Set task: In the material below, list every line carrying the string "this".

Given entries:

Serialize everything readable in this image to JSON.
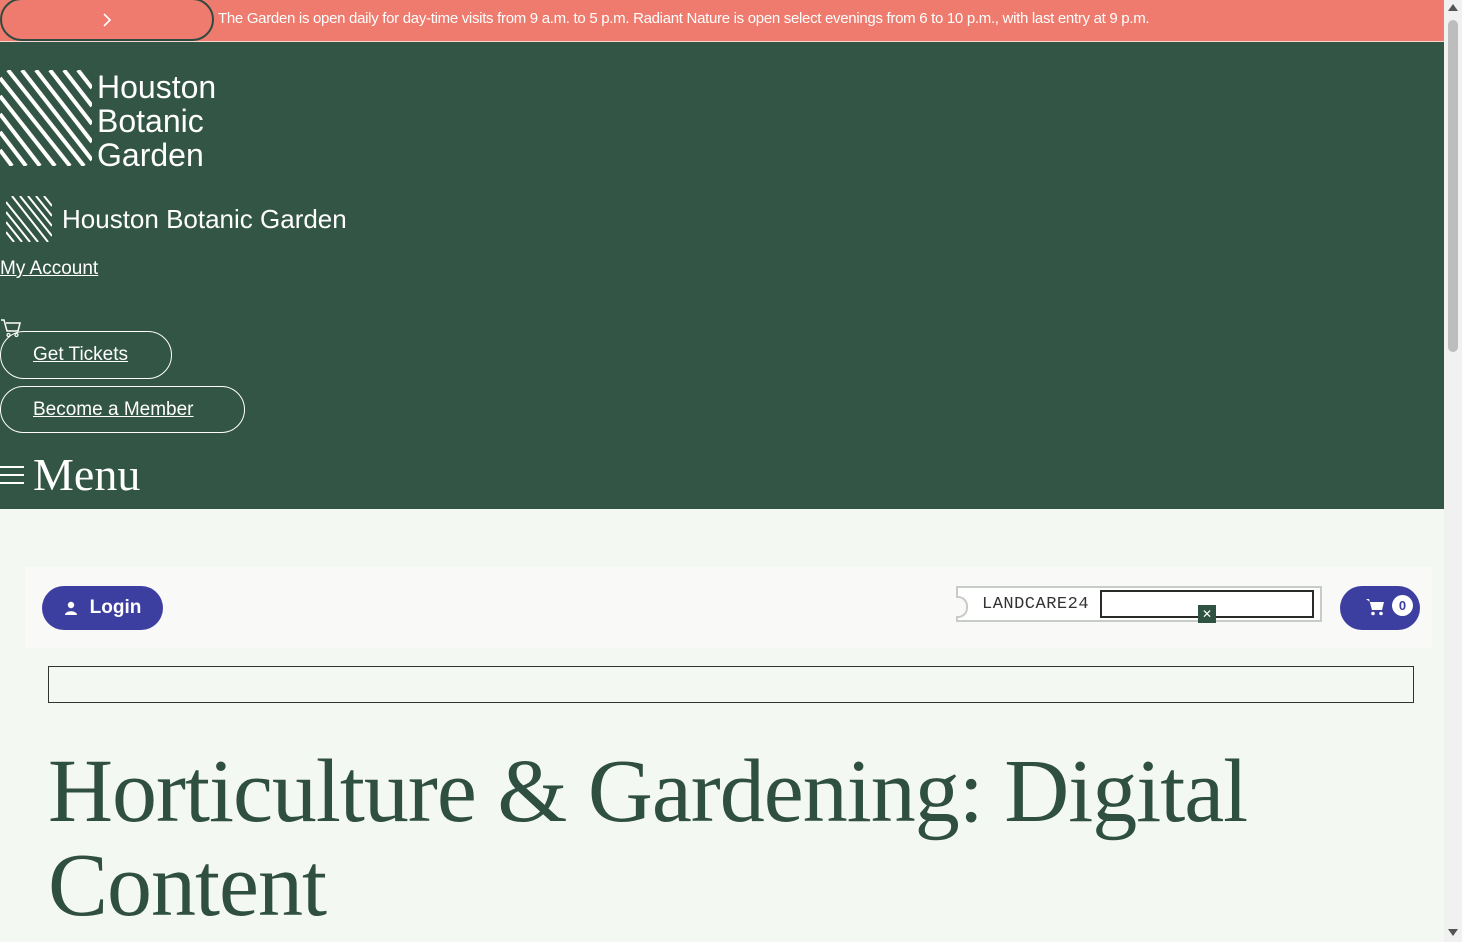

...

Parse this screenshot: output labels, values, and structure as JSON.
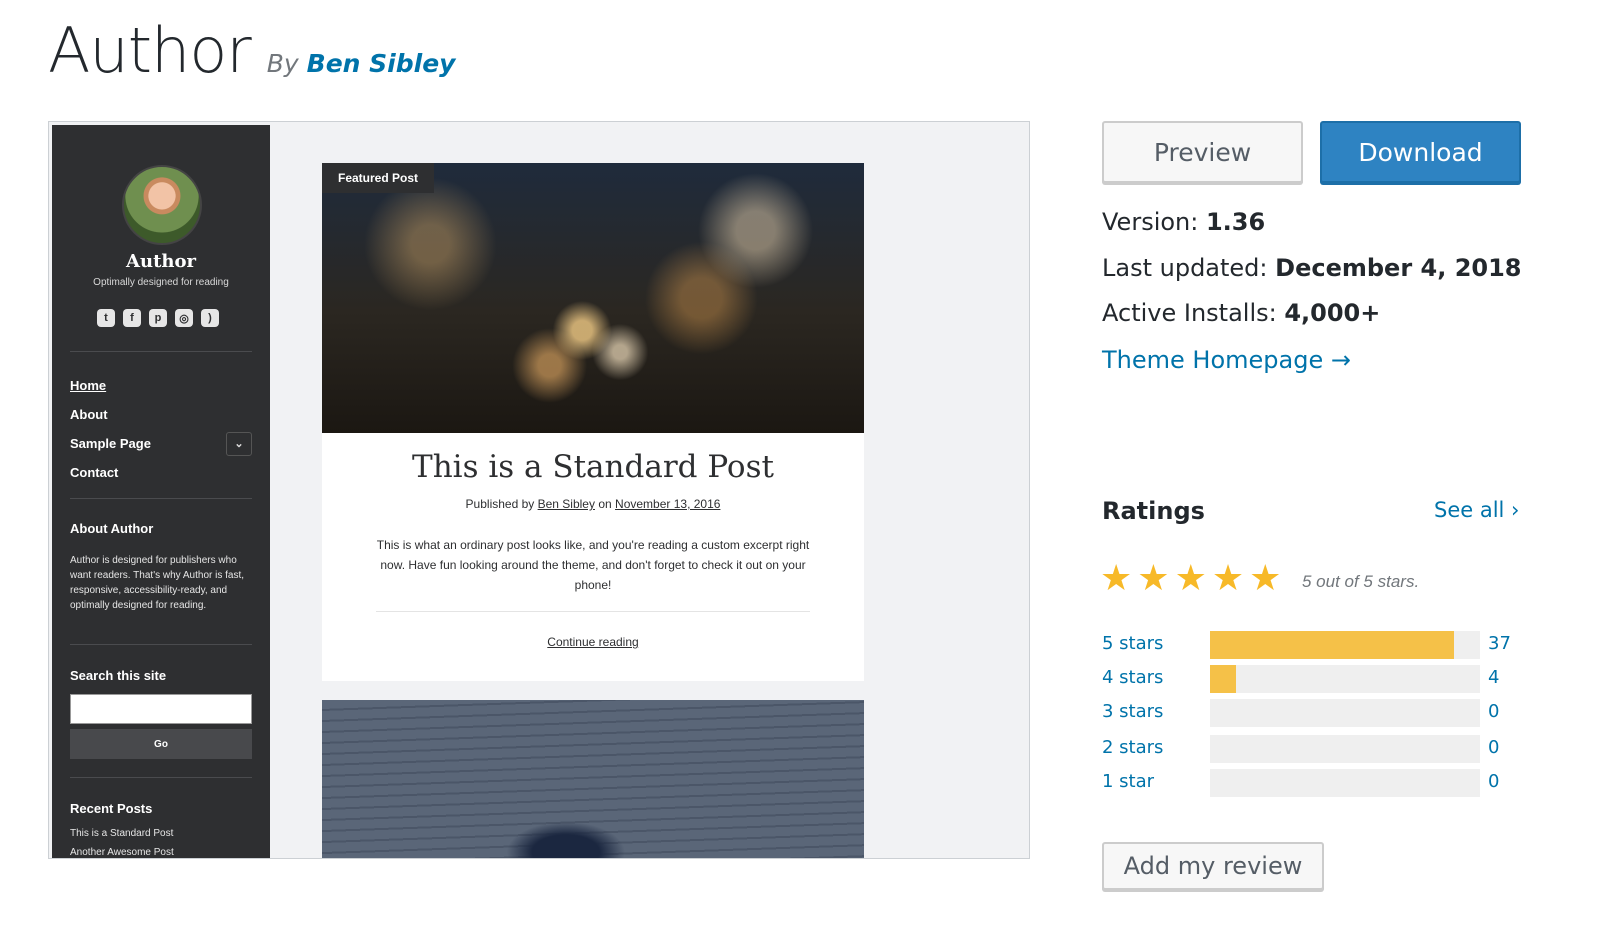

* * *

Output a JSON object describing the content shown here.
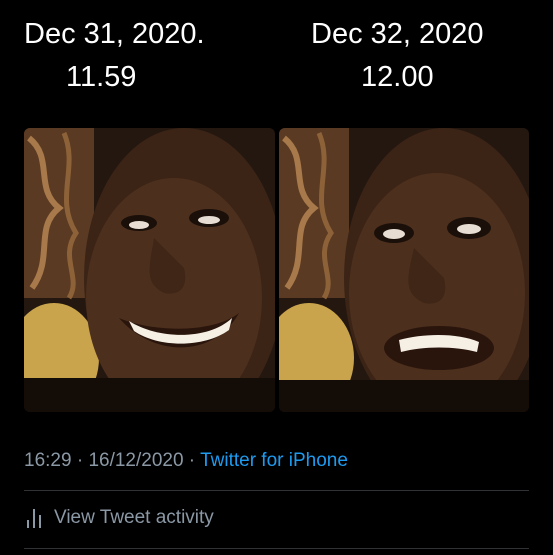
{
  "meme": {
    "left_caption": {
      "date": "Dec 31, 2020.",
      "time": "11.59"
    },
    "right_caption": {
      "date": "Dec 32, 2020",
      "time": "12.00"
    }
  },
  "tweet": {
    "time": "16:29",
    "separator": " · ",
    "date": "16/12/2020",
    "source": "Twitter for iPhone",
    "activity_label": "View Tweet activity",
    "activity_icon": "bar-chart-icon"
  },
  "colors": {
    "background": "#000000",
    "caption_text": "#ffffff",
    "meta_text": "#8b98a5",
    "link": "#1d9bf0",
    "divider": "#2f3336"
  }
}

Answer to the exercise:
Serialize everything readable in this image to JSON.
Parse this screenshot: output labels, values, and structure as JSON.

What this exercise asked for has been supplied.